====== MATERIAL FOR THIS TASK ======

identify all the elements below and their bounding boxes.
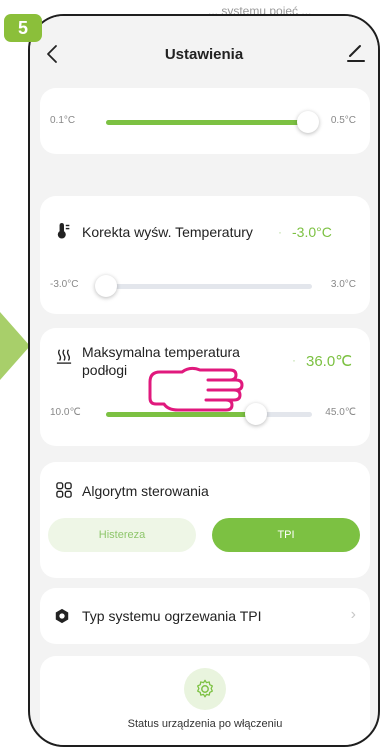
range-slider[interactable]: 0.1°C 0.5°C — [40, 110, 370, 134]
floor-temp-label-line1: Maksymalna temperatura — [82, 344, 240, 360]
floor-temp-value: 36.0℃ — [306, 353, 353, 370]
display-correction-value: -3.0°C — [292, 224, 332, 240]
power-on-status-card[interactable]: Status urządzenia po włączeniu — [40, 656, 370, 745]
floor-temp-min-label: 10.0℃ — [50, 407, 81, 418]
algorithm-card: Algorytm sterowania Histereza TPI — [40, 462, 370, 578]
range-max-label: 0.5°C — [330, 115, 356, 126]
floor-temp-label-line2: podłogi — [82, 362, 128, 378]
grid-icon — [56, 482, 72, 498]
range-card: 0.1°C 0.5°C — [40, 88, 370, 154]
range-fill — [106, 120, 308, 125]
step-badge: 5 — [4, 14, 42, 42]
display-correction-max-label: 3.0°C — [330, 279, 356, 290]
range-thumb[interactable] — [296, 111, 319, 133]
algorithm-option-tpi[interactable]: TPI — [212, 518, 360, 552]
separator-dot: · — [292, 353, 296, 367]
display-correction-card: Korekta wyśw. Temperatury · -3.0°C -3.0°… — [40, 196, 370, 314]
range-track[interactable] — [106, 111, 319, 133]
range-min-label: 0.1°C — [50, 115, 76, 126]
step-arrow-icon — [0, 312, 30, 380]
display-correction-track[interactable] — [95, 275, 312, 297]
pencil-icon[interactable] — [346, 42, 366, 64]
app-header: Ustawienia — [30, 16, 378, 88]
floor-temp-max-label: 45.0℃ — [325, 407, 356, 418]
separator-dot: · — [278, 225, 282, 239]
gear-icon[interactable] — [184, 668, 226, 710]
display-correction-label: Korekta wyśw. Temperatury — [82, 224, 253, 240]
power-on-status-label: Status urządzenia po włączeniu — [127, 718, 283, 730]
chevron-right-icon: › — [350, 606, 356, 623]
gear-hex-icon — [55, 608, 69, 624]
algorithm-label: Algorytm sterowania — [82, 483, 209, 499]
thermometer-icon — [57, 223, 70, 239]
pointing-hand-icon — [148, 366, 244, 412]
display-correction-thumb[interactable] — [95, 275, 117, 297]
heat-waves-icon — [56, 349, 72, 364]
page-title: Ustawienia — [164, 46, 244, 63]
display-correction-min-label: -3.0°C — [50, 279, 79, 290]
tpi-system-card[interactable]: Typ systemu ogrzewania TPI › — [40, 588, 370, 644]
display-correction-slider[interactable]: -3.0°C 3.0°C — [40, 274, 370, 298]
algorithm-option-histereza[interactable]: Histereza — [48, 518, 196, 552]
tpi-system-label: Typ systemu ogrzewania TPI — [82, 608, 262, 624]
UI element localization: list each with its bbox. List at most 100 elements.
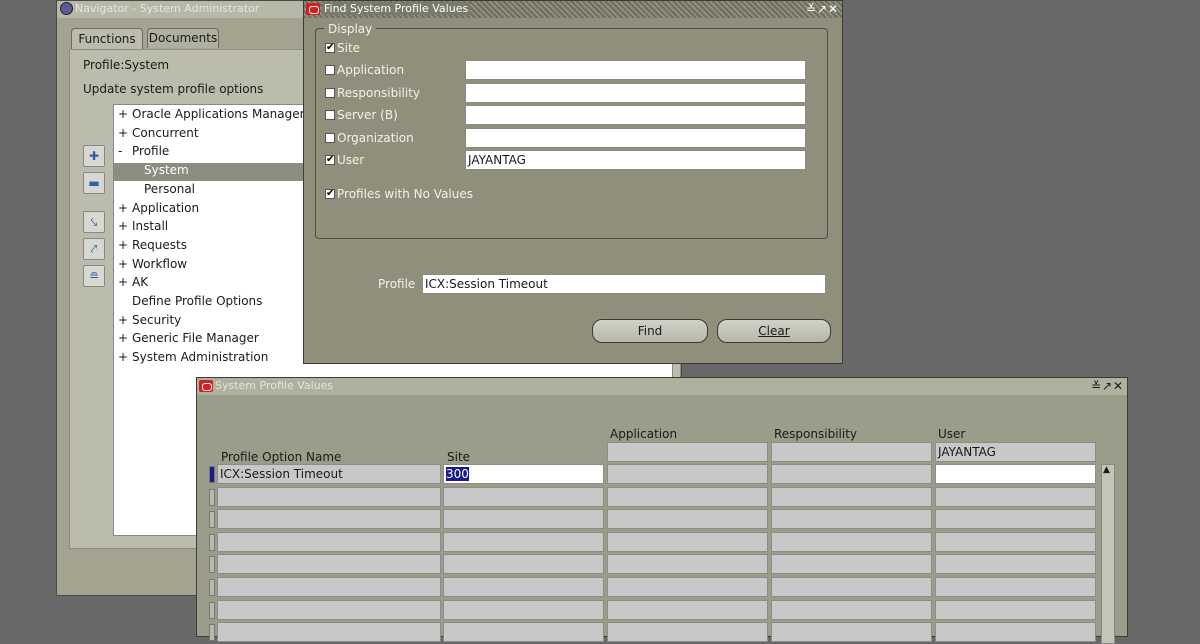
profile-option-name-cell[interactable]: [217, 622, 441, 643]
display-option-input[interactable]: [465, 105, 806, 126]
user-value-cell[interactable]: [935, 554, 1096, 575]
display-option-input[interactable]: JAYANTAG: [465, 150, 806, 170]
col-application-header: Application: [610, 427, 678, 441]
application-value-cell[interactable]: [607, 486, 768, 507]
site-value-cell[interactable]: [443, 599, 604, 620]
application-value-cell[interactable]: [607, 554, 768, 575]
display-option-input[interactable]: [465, 82, 806, 103]
tree-expander: +: [118, 275, 129, 290]
site-value-cell[interactable]: [443, 531, 604, 552]
responsibility-value-cell[interactable]: [771, 622, 932, 643]
user-context-field: JAYANTAG: [935, 442, 1096, 462]
application-context-field: [607, 442, 768, 462]
tab-documents[interactable]: Documents: [147, 28, 219, 48]
oracle-forms-icon: [306, 3, 320, 15]
find-dialog-titlebar[interactable]: Find System Profile Values ≚↗✕: [304, 1, 842, 18]
responsibility-value-cell[interactable]: [771, 554, 932, 575]
record-indicator[interactable]: [209, 511, 215, 529]
responsibility-value-cell[interactable]: [771, 531, 932, 552]
oracle-forms-icon: [199, 380, 213, 392]
maximize-icon[interactable]: ↗: [817, 2, 828, 16]
display-option-checkbox[interactable]: [325, 110, 335, 121]
application-value-cell[interactable]: [607, 464, 768, 484]
site-value-cell[interactable]: [443, 622, 604, 643]
find-dialog: Find System Profile Values ≚↗✕ Display ✔…: [303, 0, 843, 364]
user-value-cell[interactable]: [935, 531, 1096, 552]
close-icon[interactable]: ✕: [1113, 379, 1124, 393]
values-titlebar[interactable]: System Profile Values ≚↗✕: [197, 378, 1127, 395]
profile-option-name-cell[interactable]: [217, 531, 441, 552]
profile-option-name-cell[interactable]: [217, 554, 441, 575]
application-value-cell[interactable]: [607, 509, 768, 530]
profile-option-name-cell[interactable]: [217, 599, 441, 620]
tree-expander: +: [118, 107, 129, 121]
minimize-icon[interactable]: ≚: [1091, 379, 1102, 393]
expand-branch-icon[interactable]: ⤥: [83, 211, 105, 233]
tree-expander: +: [118, 219, 129, 234]
user-value-cell[interactable]: [935, 464, 1096, 484]
display-option-input[interactable]: [465, 60, 806, 81]
record-indicator[interactable]: [209, 466, 215, 483]
display-option-input[interactable]: [465, 127, 806, 148]
tab-functions[interactable]: Functions: [71, 28, 143, 50]
tree-item-label: Application: [132, 200, 200, 215]
site-value-cell[interactable]: 300: [443, 464, 604, 484]
profile-option-name-cell[interactable]: [217, 577, 441, 597]
user-value-cell[interactable]: [935, 577, 1096, 597]
display-option-checkbox[interactable]: ✔: [325, 43, 335, 53]
collapse-icon[interactable]: ▬: [83, 172, 105, 194]
minimize-icon[interactable]: ≚: [806, 2, 817, 16]
responsibility-value-cell[interactable]: [771, 599, 932, 620]
record-indicator[interactable]: [209, 533, 215, 551]
scroll-up-icon[interactable]: ▲: [1103, 465, 1110, 475]
tree-item-label: Workflow: [132, 256, 188, 271]
display-option-label: Application: [337, 63, 405, 78]
record-indicator[interactable]: [209, 601, 215, 619]
display-option-checkbox[interactable]: [325, 132, 335, 143]
application-value-cell[interactable]: [607, 599, 768, 620]
site-value-cell[interactable]: [443, 486, 604, 507]
site-value-cell[interactable]: [443, 577, 604, 597]
user-value-cell[interactable]: [935, 622, 1096, 643]
find-button[interactable]: Find: [592, 319, 708, 343]
profile-option-name-cell[interactable]: [217, 509, 441, 530]
site-value-cell[interactable]: [443, 509, 604, 530]
application-value-cell[interactable]: [607, 622, 768, 643]
display-option-checkbox[interactable]: [325, 65, 335, 76]
site-value-cell[interactable]: [443, 554, 604, 575]
record-indicator[interactable]: [209, 579, 215, 596]
profile-input[interactable]: ICX:Session Timeout: [422, 274, 826, 294]
vertical-scrollbar[interactable]: ▲: [1101, 464, 1115, 644]
responsibility-value-cell[interactable]: [771, 577, 932, 597]
expand-all-icon[interactable]: ⤤: [83, 238, 105, 260]
tree-item-label: Oracle Applications Manager: [132, 107, 305, 121]
profile-option-name-cell[interactable]: ICX:Session Timeout: [217, 464, 441, 484]
record-indicator[interactable]: [209, 488, 215, 506]
profiles-no-values-checkbox[interactable]: ✔: [325, 189, 335, 199]
col-responsibility-header: Responsibility: [774, 427, 858, 441]
application-value-cell[interactable]: [607, 577, 768, 597]
tree-expander: +: [118, 125, 129, 140]
record-indicator[interactable]: [209, 556, 215, 574]
display-option-label: Responsibility: [337, 85, 421, 100]
tree-item-label: Profile: [132, 144, 170, 159]
maximize-icon[interactable]: ↗: [1102, 379, 1113, 393]
tree-item-label: Define Profile Options: [132, 294, 263, 308]
responsibility-value-cell[interactable]: [771, 486, 932, 507]
responsibility-value-cell[interactable]: [771, 464, 932, 484]
user-value-cell[interactable]: [935, 486, 1096, 507]
collapse-all-icon[interactable]: ≘: [83, 265, 105, 287]
display-option-checkbox[interactable]: ✔: [325, 155, 335, 165]
col-user-header: User: [938, 427, 966, 441]
display-group: Display ✔ Site Application Responsibility Se…: [315, 22, 828, 239]
profile-option-name-cell[interactable]: [217, 486, 441, 507]
user-value-cell[interactable]: [935, 599, 1096, 620]
user-value-cell[interactable]: [935, 509, 1096, 530]
expand-icon[interactable]: ✚: [83, 145, 105, 167]
application-value-cell[interactable]: [607, 531, 768, 552]
close-icon[interactable]: ✕: [828, 2, 839, 16]
record-indicator[interactable]: [209, 624, 215, 642]
responsibility-value-cell[interactable]: [771, 509, 932, 530]
clear-button[interactable]: Clear: [717, 319, 831, 343]
display-option-checkbox[interactable]: [325, 87, 335, 98]
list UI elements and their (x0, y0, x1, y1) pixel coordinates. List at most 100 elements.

======

» **EXERCISE REQUIREMENTS**: Please reproduce, character for character, the lines of the listing above, starting with the line that contains "profile-option-name-cell[interactable]: [217, 622, 441, 643]" and going on through the line that contains "application-value-cell[interactable]: [607, 554, 768, 575]", with both of those lines included.

» **FULL SOLUTION**:
profile-option-name-cell[interactable]: [217, 622, 441, 643]
display-option-input[interactable]: [465, 105, 806, 126]
user-value-cell[interactable]: [935, 554, 1096, 575]
display-option-input[interactable]: JAYANTAG: [465, 150, 806, 170]
col-application-header: Application: [610, 427, 678, 441]
application-value-cell[interactable]: [607, 486, 768, 507]
site-value-cell[interactable]: [443, 599, 604, 620]
application-value-cell[interactable]: [607, 554, 768, 575]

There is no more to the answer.